> What is needed
Reproduce all entries word for word.

> The data

::::

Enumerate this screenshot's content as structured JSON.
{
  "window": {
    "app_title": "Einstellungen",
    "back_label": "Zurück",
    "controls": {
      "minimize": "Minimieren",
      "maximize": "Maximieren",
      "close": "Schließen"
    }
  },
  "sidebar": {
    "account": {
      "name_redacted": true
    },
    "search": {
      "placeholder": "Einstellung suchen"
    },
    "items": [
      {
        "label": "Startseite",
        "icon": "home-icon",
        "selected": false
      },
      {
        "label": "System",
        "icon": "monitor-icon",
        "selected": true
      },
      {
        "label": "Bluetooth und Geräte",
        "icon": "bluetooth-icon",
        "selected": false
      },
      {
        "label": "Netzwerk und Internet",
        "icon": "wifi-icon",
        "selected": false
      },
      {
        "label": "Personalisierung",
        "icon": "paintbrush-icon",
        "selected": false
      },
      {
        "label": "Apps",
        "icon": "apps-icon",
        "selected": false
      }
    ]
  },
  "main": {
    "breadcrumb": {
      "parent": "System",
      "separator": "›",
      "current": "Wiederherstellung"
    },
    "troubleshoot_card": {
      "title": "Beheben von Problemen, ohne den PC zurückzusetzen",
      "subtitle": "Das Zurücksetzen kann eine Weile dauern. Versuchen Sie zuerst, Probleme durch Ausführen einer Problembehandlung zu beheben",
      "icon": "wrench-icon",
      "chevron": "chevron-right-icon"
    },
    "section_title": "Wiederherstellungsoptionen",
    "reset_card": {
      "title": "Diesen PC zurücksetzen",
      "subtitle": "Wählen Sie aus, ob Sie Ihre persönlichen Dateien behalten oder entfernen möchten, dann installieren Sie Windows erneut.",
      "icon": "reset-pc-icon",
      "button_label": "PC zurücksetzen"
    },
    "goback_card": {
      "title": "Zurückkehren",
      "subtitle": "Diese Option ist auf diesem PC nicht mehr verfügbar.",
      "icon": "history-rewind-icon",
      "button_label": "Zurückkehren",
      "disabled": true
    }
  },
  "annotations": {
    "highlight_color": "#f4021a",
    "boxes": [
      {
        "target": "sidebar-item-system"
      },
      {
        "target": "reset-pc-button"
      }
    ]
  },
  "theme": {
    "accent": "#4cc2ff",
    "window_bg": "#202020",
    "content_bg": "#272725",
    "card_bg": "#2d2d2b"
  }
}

::::

> Full answer
Enumerate this screenshot's content as structured JSON.
{
  "window": {
    "app_title": "Einstellungen",
    "back_label": "Zurück",
    "controls": {
      "minimize": "Minimieren",
      "maximize": "Maximieren",
      "close": "Schließen"
    }
  },
  "sidebar": {
    "account": {
      "name_redacted": true
    },
    "search": {
      "placeholder": "Einstellung suchen"
    },
    "items": [
      {
        "label": "Startseite",
        "icon": "home-icon",
        "selected": false
      },
      {
        "label": "System",
        "icon": "monitor-icon",
        "selected": true
      },
      {
        "label": "Bluetooth und Geräte",
        "icon": "bluetooth-icon",
        "selected": false
      },
      {
        "label": "Netzwerk und Internet",
        "icon": "wifi-icon",
        "selected": false
      },
      {
        "label": "Personalisierung",
        "icon": "paintbrush-icon",
        "selected": false
      },
      {
        "label": "Apps",
        "icon": "apps-icon",
        "selected": false
      }
    ]
  },
  "main": {
    "breadcrumb": {
      "parent": "System",
      "separator": "›",
      "current": "Wiederherstellung"
    },
    "troubleshoot_card": {
      "title": "Beheben von Problemen, ohne den PC zurückzusetzen",
      "subtitle": "Das Zurücksetzen kann eine Weile dauern. Versuchen Sie zuerst, Probleme durch Ausführen einer Problembehandlung zu beheben",
      "icon": "wrench-icon",
      "chevron": "chevron-right-icon"
    },
    "section_title": "Wiederherstellungsoptionen",
    "reset_card": {
      "title": "Diesen PC zurücksetzen",
      "subtitle": "Wählen Sie aus, ob Sie Ihre persönlichen Dateien behalten oder entfernen möchten, dann installieren Sie Windows erneut.",
      "icon": "reset-pc-icon",
      "button_label": "PC zurücksetzen"
    },
    "goback_card": {
      "title": "Zurückkehren",
      "subtitle": "Diese Option ist auf diesem PC nicht mehr verfügbar.",
      "icon": "history-rewind-icon",
      "button_label": "Zurückkehren",
      "disabled": true
    }
  },
  "annotations": {
    "highlight_color": "#f4021a",
    "boxes": [
      {
        "target": "sidebar-item-system"
      },
      {
        "target": "reset-pc-button"
      }
    ]
  },
  "theme": {
    "accent": "#4cc2ff",
    "window_bg": "#202020",
    "content_bg": "#272725",
    "card_bg": "#2d2d2b"
  }
}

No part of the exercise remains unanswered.